# [PASSAGE SHOWN]
<<<<

In addition, it might be a good idea to think about a system that can update/rotate your keys across all of your servers on the fly in case the third-party service you're using to manage the keys to the kingdom is compromised or assumed to be compromised.


Sorry to hijack this, but this is absurd.

I really must have missed the story here -- people pay for a third party service to manage their private keys?

... Err. That's so illogical it's making my brain hurt to even work out why I would need to explain how illogical it is...

I can't even come up with a good analogy for how wrong that whole idea is, fortunately I don't have to though since no one that has mastered 'ssh-keygen' and 'cp' would actually do so.....

2FA, okay; the service provider only has half the story. ssh-keys-as-a-service? WAT.

Edit:

Okay, I looked a bit more at userify and it seems to be an agent that runs on your systems which generates authorized_keys files....

From their docs:

"There are two parts of the Userify installation: creating the agent (readable only by root) in /opt/userify, and setting the agent to start at bootup. Setting the agent to start at bootup is a bit trickier, but the installation process attempts to detect the server type and set it up properly."

Am I reading this wrong? You hook up an agent, which runs as root, which farms out authorized_keys entries across the estate? One possible mech for deploying the agent is conf management?

What the actual fuck? Why would anyone do this? Do I even need to explain why this is blowing my mind so much?


keyegn + cp don't do everything. Unless the distribution and session killing is automated, you can't easily revoke access. Of course you could implement this fairly easily with {chef/puppet/salt/ansible/...} and ldap, but it requires time / bandwidth. This is what userify seems to give you.

I'm not saying it's a good solution though. I agree that it's giving someone full access to your whole environment and it's a bad idea.


But... But...

Okay, there are a few things here.. I'm not trying to rant at the people behind this directly, there are a number of similar agent-based tools which have similar issues, so please don't take it personally...

1) If you have the ability to roll out an agent such as this, with your conf management, then you could just manage your users that way instead....

2) Even assuming that this SAAS is un-hackable (lolz), you're now in the situation where all access to every machine in your environment can be changed with a single password on some web ui you don't control, which can be accessed from anywhere.

3) This should go without saying -- I can't put too much faith in how well it's implemented -- pwn the saas, then I immediately own every system connected to it..

>>>>

# [BRIEF A]
In the discussion of SSH key management services, where does the quoted documentation say the agent is created?
# [BRIEF B]
Continue the forum discussion about SSH key management services from its last point.
The data below comes from a separate source.

(Element position data)
<<<<

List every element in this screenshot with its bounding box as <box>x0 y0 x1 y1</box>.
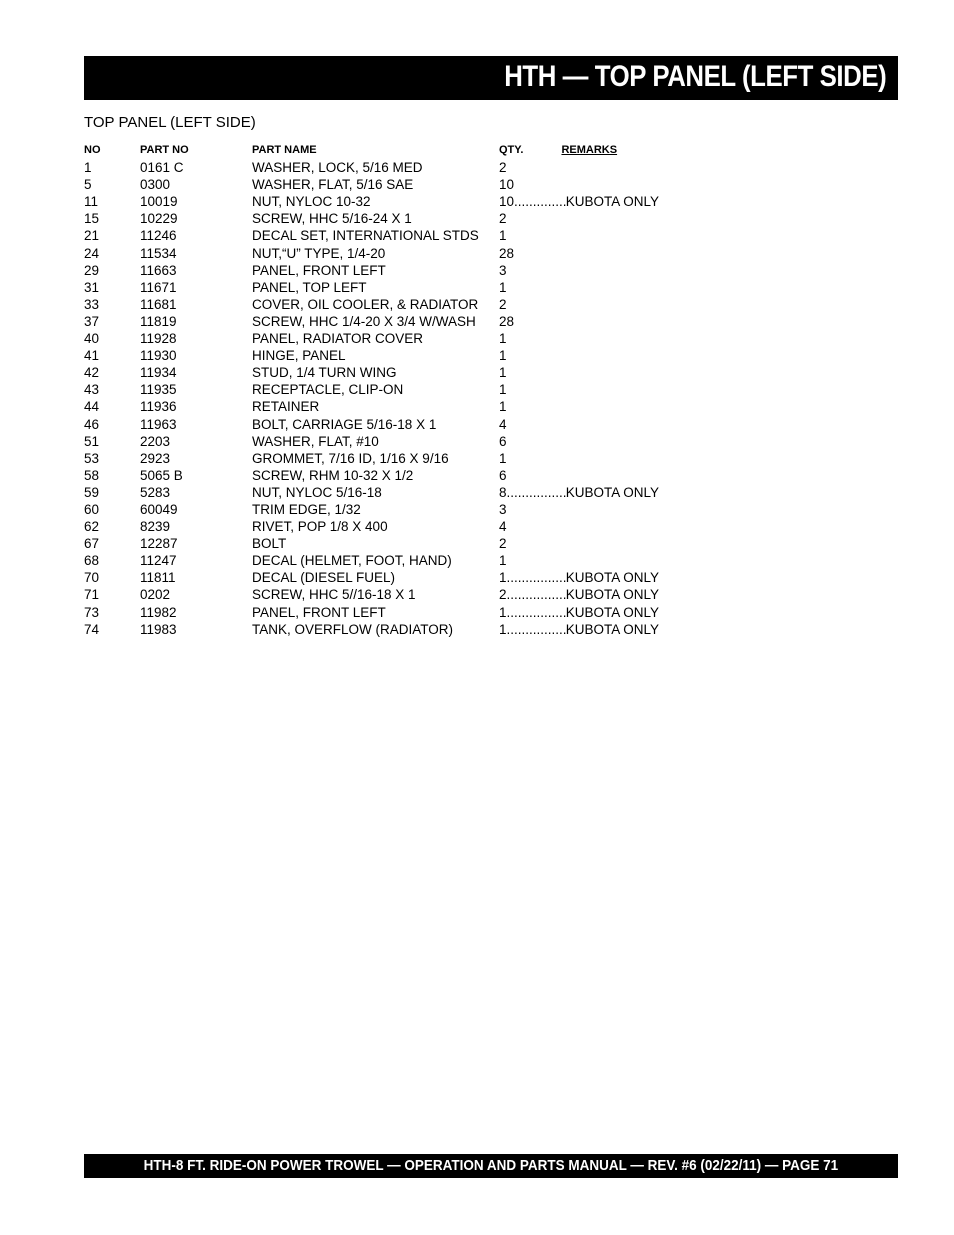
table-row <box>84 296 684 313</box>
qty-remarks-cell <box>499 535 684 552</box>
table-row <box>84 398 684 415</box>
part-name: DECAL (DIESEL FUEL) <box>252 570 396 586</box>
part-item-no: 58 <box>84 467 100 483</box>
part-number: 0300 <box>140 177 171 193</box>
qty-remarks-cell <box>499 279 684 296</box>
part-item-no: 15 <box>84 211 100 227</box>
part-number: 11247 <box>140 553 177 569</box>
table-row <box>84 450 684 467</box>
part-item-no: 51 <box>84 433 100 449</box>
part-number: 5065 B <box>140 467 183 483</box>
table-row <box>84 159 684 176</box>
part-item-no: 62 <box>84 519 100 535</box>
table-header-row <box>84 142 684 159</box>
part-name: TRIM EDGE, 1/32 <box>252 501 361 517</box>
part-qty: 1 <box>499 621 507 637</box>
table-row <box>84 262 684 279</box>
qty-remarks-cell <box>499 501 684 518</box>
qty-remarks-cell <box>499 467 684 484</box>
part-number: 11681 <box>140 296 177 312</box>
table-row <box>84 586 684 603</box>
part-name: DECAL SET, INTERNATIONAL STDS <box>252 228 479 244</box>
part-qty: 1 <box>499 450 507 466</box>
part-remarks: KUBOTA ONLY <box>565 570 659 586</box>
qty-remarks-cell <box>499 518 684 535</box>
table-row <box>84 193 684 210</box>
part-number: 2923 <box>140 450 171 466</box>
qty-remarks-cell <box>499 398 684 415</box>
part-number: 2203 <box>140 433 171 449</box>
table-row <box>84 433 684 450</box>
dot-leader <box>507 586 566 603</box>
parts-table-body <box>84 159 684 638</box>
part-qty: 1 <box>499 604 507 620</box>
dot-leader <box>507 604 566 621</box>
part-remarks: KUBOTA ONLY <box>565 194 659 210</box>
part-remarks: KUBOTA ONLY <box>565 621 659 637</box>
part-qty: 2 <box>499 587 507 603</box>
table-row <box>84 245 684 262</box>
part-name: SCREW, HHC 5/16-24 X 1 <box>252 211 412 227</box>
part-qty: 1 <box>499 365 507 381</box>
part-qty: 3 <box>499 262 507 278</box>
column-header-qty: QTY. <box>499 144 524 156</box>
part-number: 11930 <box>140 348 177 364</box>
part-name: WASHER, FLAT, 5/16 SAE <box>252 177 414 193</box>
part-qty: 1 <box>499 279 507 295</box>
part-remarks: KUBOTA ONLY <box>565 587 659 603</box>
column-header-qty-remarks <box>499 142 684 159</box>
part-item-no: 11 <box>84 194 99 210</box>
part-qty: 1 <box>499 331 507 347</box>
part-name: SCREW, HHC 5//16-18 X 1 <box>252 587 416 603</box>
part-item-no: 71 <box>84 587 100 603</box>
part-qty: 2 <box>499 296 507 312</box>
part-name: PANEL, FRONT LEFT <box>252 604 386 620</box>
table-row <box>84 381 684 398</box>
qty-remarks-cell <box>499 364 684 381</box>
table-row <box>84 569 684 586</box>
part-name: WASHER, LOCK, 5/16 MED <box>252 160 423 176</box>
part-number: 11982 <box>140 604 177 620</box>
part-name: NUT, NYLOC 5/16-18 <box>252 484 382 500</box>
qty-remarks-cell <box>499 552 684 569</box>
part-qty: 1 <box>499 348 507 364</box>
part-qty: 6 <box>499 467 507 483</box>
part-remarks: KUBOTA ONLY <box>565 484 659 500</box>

>>>>

# [EXERCISE OUTPUT A]
In /opt/userify, readable only by root.

# [EXERCISE OUTPUT B]
4) The enterprise docs talk about sitting it next to your LDAP system... If I had an ops discipline and environment which has gotten to the point where I'm dealin with LDAP, why wouldn't I just configure PAM to read my ssh keys from that, instead of this?

I understand this is one of many such products which are coming out of the lack of desire/time/staff to handle opsy-style tasks when features could be getting written (I'm planning a talk on this...)

But.. does anyone really think that the cost of spending a day wrangling ansible to manage access to your servers is worth more than giving some random third party the ability to add users to your production databases?

I've dealt with many, many different auth mechanisms up to this point. LDAP+Pam_MkHomedir, NFS, Config Management, Shared Keys, Shared Passwords, etc etc. Each have problems, but I don't think the issues with any of those are solved by this, are they?

This must be aimed solely at small startups with no ops experience, right? No one would actually put this near real data, would they?


> This must be aimed solely at small startups with no ops experience, right? No one would actually put this near real data, would they?

I hope so. But if I'm wrong, I'd like to hear from the actual users what do they get out of it.


> Do I even need to explain why this is blowing my mind so much?

Not to me, I felt exactly the same way.

I simply cannot fucking believe that somebody would "outsource" something as sensitive as this. Then again, I don't run my services on other people's computers either. My servers are either in our cages in datacenters or in buildings that we own, they're locked down as much as I can get them (DISA STIGs, etc.), we encrypt the hell outta data, we have strict security policies, etc.

I really can't imagine doing something this crazy but clearly I'm in the minority.


Userify is available as on-premise too. (btw I strongly agree with you... we're offering 5 server enterprise license model and we're looking at an unlimited stripped-down free version.)

Also, you're probably running servers at a third party hypervisor already.. ;) they could be scanning your RAM and reading your disk and you'd never know.


Yeah, actually I'm not. All of my servers are either in our own cages in datacenters or housed in buildings that we own. We don't do AWS/DigitalOcean/etc. (Nice attempt at a jab, though.)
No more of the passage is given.